(Stored entries)
--------------------------------------------------

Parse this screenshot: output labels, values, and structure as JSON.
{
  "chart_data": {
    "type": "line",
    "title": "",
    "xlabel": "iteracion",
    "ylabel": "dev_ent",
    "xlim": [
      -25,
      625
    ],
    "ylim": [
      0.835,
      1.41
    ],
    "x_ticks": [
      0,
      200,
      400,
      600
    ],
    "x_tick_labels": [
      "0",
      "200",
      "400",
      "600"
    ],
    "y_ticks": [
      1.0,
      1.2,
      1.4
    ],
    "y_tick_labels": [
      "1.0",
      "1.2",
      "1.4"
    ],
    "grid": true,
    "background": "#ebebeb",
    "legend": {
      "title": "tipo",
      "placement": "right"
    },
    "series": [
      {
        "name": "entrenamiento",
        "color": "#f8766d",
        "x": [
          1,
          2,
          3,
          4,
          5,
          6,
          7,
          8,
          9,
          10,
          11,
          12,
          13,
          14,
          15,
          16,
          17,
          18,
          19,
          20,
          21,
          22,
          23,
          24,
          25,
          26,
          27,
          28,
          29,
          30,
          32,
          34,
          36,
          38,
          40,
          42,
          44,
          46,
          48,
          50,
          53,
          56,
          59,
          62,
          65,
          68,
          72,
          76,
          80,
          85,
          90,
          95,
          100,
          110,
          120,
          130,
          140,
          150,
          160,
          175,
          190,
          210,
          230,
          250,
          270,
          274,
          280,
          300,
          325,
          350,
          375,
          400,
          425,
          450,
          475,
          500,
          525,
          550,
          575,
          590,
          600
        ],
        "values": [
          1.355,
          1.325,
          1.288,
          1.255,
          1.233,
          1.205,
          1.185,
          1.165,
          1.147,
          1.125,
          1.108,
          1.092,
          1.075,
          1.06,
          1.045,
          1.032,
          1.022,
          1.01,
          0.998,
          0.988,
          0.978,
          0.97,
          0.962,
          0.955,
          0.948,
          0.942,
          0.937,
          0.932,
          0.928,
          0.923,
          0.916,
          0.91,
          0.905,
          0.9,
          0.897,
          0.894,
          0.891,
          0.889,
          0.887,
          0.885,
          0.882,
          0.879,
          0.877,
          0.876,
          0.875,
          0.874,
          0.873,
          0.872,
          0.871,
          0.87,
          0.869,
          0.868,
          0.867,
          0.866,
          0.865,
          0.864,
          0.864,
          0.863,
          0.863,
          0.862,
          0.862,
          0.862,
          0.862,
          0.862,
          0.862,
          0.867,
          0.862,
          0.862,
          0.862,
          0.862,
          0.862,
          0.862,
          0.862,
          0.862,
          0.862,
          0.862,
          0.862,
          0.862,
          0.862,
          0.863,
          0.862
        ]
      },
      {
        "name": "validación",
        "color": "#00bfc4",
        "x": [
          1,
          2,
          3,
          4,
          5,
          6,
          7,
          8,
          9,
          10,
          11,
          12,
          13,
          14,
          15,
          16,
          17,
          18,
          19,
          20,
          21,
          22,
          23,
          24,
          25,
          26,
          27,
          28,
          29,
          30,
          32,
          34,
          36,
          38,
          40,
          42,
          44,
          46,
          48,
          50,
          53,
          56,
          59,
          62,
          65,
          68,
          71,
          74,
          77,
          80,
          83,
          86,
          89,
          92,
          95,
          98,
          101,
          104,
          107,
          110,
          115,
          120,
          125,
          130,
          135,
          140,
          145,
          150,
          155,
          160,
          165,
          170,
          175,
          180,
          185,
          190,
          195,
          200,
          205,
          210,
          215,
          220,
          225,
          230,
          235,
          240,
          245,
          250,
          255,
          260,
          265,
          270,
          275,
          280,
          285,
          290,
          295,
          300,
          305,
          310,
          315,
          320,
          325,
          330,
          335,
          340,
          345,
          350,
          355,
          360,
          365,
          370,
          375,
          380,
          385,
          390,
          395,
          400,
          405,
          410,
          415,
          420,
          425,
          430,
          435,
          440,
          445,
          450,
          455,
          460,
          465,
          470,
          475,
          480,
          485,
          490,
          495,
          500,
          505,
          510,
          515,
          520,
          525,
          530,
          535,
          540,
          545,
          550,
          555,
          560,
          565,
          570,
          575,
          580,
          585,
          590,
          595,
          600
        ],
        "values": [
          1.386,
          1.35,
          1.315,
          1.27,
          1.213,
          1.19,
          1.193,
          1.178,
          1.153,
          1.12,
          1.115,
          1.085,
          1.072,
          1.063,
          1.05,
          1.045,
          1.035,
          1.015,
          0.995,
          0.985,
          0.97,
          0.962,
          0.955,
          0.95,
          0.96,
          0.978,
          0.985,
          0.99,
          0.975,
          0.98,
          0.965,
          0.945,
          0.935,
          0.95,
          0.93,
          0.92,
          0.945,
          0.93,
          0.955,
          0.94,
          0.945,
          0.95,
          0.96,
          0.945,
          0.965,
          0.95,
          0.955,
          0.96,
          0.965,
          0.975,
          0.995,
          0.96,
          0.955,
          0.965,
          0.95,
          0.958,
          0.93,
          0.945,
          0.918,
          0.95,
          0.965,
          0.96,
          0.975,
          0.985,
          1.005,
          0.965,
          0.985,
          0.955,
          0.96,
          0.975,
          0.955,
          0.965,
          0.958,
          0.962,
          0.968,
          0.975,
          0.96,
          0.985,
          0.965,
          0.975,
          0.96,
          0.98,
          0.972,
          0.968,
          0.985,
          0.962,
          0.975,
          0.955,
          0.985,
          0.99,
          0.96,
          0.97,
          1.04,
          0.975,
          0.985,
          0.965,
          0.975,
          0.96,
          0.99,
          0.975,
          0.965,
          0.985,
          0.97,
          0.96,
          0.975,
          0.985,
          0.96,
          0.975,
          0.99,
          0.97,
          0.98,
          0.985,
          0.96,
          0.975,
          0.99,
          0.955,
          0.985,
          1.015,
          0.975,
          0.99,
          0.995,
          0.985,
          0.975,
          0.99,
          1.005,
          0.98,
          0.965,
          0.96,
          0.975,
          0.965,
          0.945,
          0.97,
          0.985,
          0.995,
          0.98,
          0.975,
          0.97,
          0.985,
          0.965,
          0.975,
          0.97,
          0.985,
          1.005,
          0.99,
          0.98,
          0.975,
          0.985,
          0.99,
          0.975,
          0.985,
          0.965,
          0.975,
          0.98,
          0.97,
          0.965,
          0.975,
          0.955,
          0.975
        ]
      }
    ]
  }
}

--------------------------------------------------

Set out the complete listing exactly as shown.

Parse this screenshot: output labels, values, and structure as JSON.
{
  "chart_data": {
    "type": "line",
    "title": "",
    "xlabel": "iteracion",
    "ylabel": "dev_ent",
    "xlim": [
      -25,
      625
    ],
    "ylim": [
      0.835,
      1.41
    ],
    "x_ticks": [
      0,
      200,
      400,
      600
    ],
    "x_tick_labels": [
      "0",
      "200",
      "400",
      "600"
    ],
    "y_ticks": [
      1.0,
      1.2,
      1.4
    ],
    "y_tick_labels": [
      "1.0",
      "1.2",
      "1.4"
    ],
    "grid": true,
    "background": "#ebebeb",
    "legend": {
      "title": "tipo",
      "placement": "right"
    },
    "series": [
      {
        "name": "entrenamiento",
        "color": "#f8766d",
        "x": [
          1,
          2,
          3,
          4,
          5,
          6,
          7,
          8,
          9,
          10,
          11,
          12,
          13,
          14,
          15,
          16,
          17,
          18,
          19,
          20,
          21,
          22,
          23,
          24,
          25,
          26,
          27,
          28,
          29,
          30,
          32,
          34,
          36,
          38,
          40,
          42,
          44,
          46,
          48,
          50,
          53,
          56,
          59,
          62,
          65,
          68,
          72,
          76,
          80,
          85,
          90,
          95,
          100,
          110,
          120,
          130,
          140,
          150,
          160,
          175,
          190,
          210,
          230,
          250,
          270,
          274,
          280,
          300,
          325,
          350,
          375,
          400,
          425,
          450,
          475,
          500,
          525,
          550,
          575,
          590,
          600
        ],
        "values": [
          1.355,
          1.325,
          1.288,
          1.255,
          1.233,
          1.205,
          1.185,
          1.165,
          1.147,
          1.125,
          1.108,
          1.092,
          1.075,
          1.06,
          1.045,
          1.032,
          1.022,
          1.01,
          0.998,
          0.988,
          0.978,
          0.97,
          0.962,
          0.955,
          0.948,
          0.942,
          0.937,
          0.932,
          0.928,
          0.923,
          0.916,
          0.91,
          0.905,
          0.9,
          0.897,
          0.894,
          0.891,
          0.889,
          0.887,
          0.885,
          0.882,
          0.879,
          0.877,
          0.876,
          0.875,
          0.874,
          0.873,
          0.872,
          0.871,
          0.87,
          0.869,
          0.868,
          0.867,
          0.866,
          0.865,
          0.864,
          0.864,
          0.863,
          0.863,
          0.862,
          0.862,
          0.862,
          0.862,
          0.862,
          0.862,
          0.867,
          0.862,
          0.862,
          0.862,
          0.862,
          0.862,
          0.862,
          0.862,
          0.862,
          0.862,
          0.862,
          0.862,
          0.862,
          0.862,
          0.863,
          0.862
        ]
      },
      {
        "name": "validación",
        "color": "#00bfc4",
        "x": [
          1,
          2,
          3,
          4,
          5,
          6,
          7,
          8,
          9,
          10,
          11,
          12,
          13,
          14,
          15,
          16,
          17,
          18,
          19,
          20,
          21,
          22,
          23,
          24,
          25,
          26,
          27,
          28,
          29,
          30,
          32,
          34,
          36,
          38,
          40,
          42,
          44,
          46,
          48,
          50,
          53,
          56,
          59,
          62,
          65,
          68,
          71,
          74,
          77,
          80,
          83,
          86,
          89,
          92,
          95,
          98,
          101,
          104,
          107,
          110,
          115,
          120,
          125,
          130,
          135,
          140,
          145,
          150,
          155,
          160,
          165,
          170,
          175,
          180,
          185,
          190,
          195,
          200,
          205,
          210,
          215,
          220,
          225,
          230,
          235,
          240,
          245,
          250,
          255,
          260,
          265,
          270,
          275,
          280,
          285,
          290,
          295,
          300,
          305,
          310,
          315,
          320,
          325,
          330,
          335,
          340,
          345,
          350,
          355,
          360,
          365,
          370,
          375,
          380,
          385,
          390,
          395,
          400,
          405,
          410,
          415,
          420,
          425,
          430,
          435,
          440,
          445,
          450,
          455,
          460,
          465,
          470,
          475,
          480,
          485,
          490,
          495,
          500,
          505,
          510,
          515,
          520,
          525,
          530,
          535,
          540,
          545,
          550,
          555,
          560,
          565,
          570,
          575,
          580,
          585,
          590,
          595,
          600
        ],
        "values": [
          1.386,
          1.35,
          1.315,
          1.27,
          1.213,
          1.19,
          1.193,
          1.178,
          1.153,
          1.12,
          1.115,
          1.085,
          1.072,
          1.063,
          1.05,
          1.045,
          1.035,
          1.015,
          0.995,
          0.985,
          0.97,
          0.962,
          0.955,
          0.95,
          0.96,
          0.978,
          0.985,
          0.99,
          0.975,
          0.98,
          0.965,
          0.945,
          0.935,
          0.95,
          0.93,
          0.92,
          0.945,
          0.93,
          0.955,
          0.94,
          0.945,
          0.95,
          0.96,
          0.945,
          0.965,
          0.95,
          0.955,
          0.96,
          0.965,
          0.975,
          0.995,
          0.96,
          0.955,
          0.965,
          0.95,
          0.958,
          0.93,
          0.945,
          0.918,
          0.95,
          0.965,
          0.96,
          0.975,
          0.985,
          1.005,
          0.965,
          0.985,
          0.955,
          0.96,
          0.975,
          0.955,
          0.965,
          0.958,
          0.962,
          0.968,
          0.975,
          0.96,
          0.985,
          0.965,
          0.975,
          0.96,
          0.98,
          0.972,
          0.968,
          0.985,
          0.962,
          0.975,
          0.955,
          0.985,
          0.99,
          0.96,
          0.97,
          1.04,
          0.975,
          0.985,
          0.965,
          0.975,
          0.96,
          0.99,
          0.975,
          0.965,
          0.985,
          0.97,
          0.96,
          0.975,
          0.985,
          0.96,
          0.975,
          0.99,
          0.97,
          0.98,
          0.985,
          0.96,
          0.975,
          0.99,
          0.955,
          0.985,
          1.015,
          0.975,
          0.99,
          0.995,
          0.985,
          0.975,
          0.99,
          1.005,
          0.98,
          0.965,
          0.96,
          0.975,
          0.965,
          0.945,
          0.97,
          0.985,
          0.995,
          0.98,
          0.975,
          0.97,
          0.985,
          0.965,
          0.975,
          0.97,
          0.985,
          1.005,
          0.99,
          0.98,
          0.975,
          0.985,
          0.99,
          0.975,
          0.985,
          0.965,
          0.975,
          0.98,
          0.97,
          0.965,
          0.975,
          0.955,
          0.975
        ]
      }
    ]
  }
}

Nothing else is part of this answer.